[Your goal] In the building energy management excerpt below, why is the building energy system described as only partly controllable?

According to (6)–(8), the state of the system is defined as ${\mathit{x}}_k={[P_{\mathrm{G}}\left(k\tau \right),SOC\left(k\tau \right)-SO{C}_{\mathrm{ref}},P_{\mathrm{L}}\left(k\tau \right)]}^T$, i.e., $x_{1,k}=P_{\mathrm{G}}\left(k\tau \right)$, $x_{2,k}=SOC\left(k\tau \right)-SO{C}_{\mathrm{ref}}$, $x_{3,k}=P_{\mathrm{L}}\left(k\tau \right)$. Let ${\mathit{u}}_k=P_{\mathrm{B}}\left(k\tau \right)$ be the control vector.

For convenience of analysis, delays are introduced in $P_{\mathrm{B}}\left(t\right)$ and $P_{\mathrm{L}}\left(t\right)$. Therefore, the discrete-time building management system is

$$\begin{array}{cc}\hfill {\overline{\mathit{x}}}_{k+1}& =\mathit{A}{\overline{\mathit{x}}}_k+\mathit{B}{\mathit{u}}_k+\mathit{D}{\widehat{\mathit{x}}}_k\hfill \\ \hfill {\widehat{\mathit{x}}}_{k+1}& =g^{\prime }\left({\widehat{\mathit{x}}}_k\right)\hfill \end{array}$$

(9)

where ${\overline{\mathit{x}}}_k={\left[x_{1,k}{x}_{2,k}\right]}^T$ is controllable and ${\widehat{\mathit{x}}}_k=x_{3,k}$ is uncontrollable. The drift, input and disturbance dynamics of controllable subsystem are $\mathit{A}=\mathrm{diag}(0,1)$, $\mathit{B}={[-1sign\left({\mathit{u}}_k\right)·\frac{\eta }{E_{\mathrm{B}},\mathrm{rate}}+sign\left({\mathit{u}}_k\right)·\frac{1}{\eta E_{\mathrm{B}},\mathrm{rate}}]}^T$ and $\mathit{D}={\left[10\right]}^T$, respectively.

It should be noted that the building energy system (9) is partly controllable, since it is assumed that users in the building are not sensitive to the electricity price. Differently from completely controllable systems, the system state will deviate from the equilibrium point. There is not a continuous control law $\mu \left({\mathit{x}}_k\right)$ asymptotically stabilizing the system. Hence, no fixed optimal control law ${\mu }^{*}\left({\mathit{x}}_k\right)$ is able to maintain the optimality from step k to $+\infty$.

It is essential for smart building users to find appropriate discharging/charging power of battery to reduce the electricity cost under the RTP scheme. Hence, EMS is designed to maximize economic benefits of users and extend the battery life. Therefore, a utility function is defined as

$$\begin{array}{cc}\hfill U({\mathit{x}}_k,{\mathit{u}}_k,k)& =m_1{\left({\lambda }_k{x}_{1,k}\right)}^2+m_2{x}_{2,k}^2+m_3{x}_{3,k}^2+m_4{\mathit{u}}_k^T{\mathit{u}}_k\hfill \\ \hfill & ={\mathit{z}}_k^T{\mathit{M}}_k{\mathit{z}}_k\hfill \end{array}$$

(10)

[Material shown]

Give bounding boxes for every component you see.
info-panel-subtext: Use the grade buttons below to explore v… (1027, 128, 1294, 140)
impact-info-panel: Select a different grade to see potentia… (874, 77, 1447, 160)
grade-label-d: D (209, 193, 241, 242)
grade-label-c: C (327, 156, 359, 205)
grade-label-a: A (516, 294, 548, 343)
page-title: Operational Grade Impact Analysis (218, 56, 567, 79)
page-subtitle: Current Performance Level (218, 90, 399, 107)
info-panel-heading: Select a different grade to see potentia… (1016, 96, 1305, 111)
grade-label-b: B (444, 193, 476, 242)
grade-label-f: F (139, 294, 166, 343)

[Exercise answer] It is assumed that users in the building are not sensitive to the electricity price.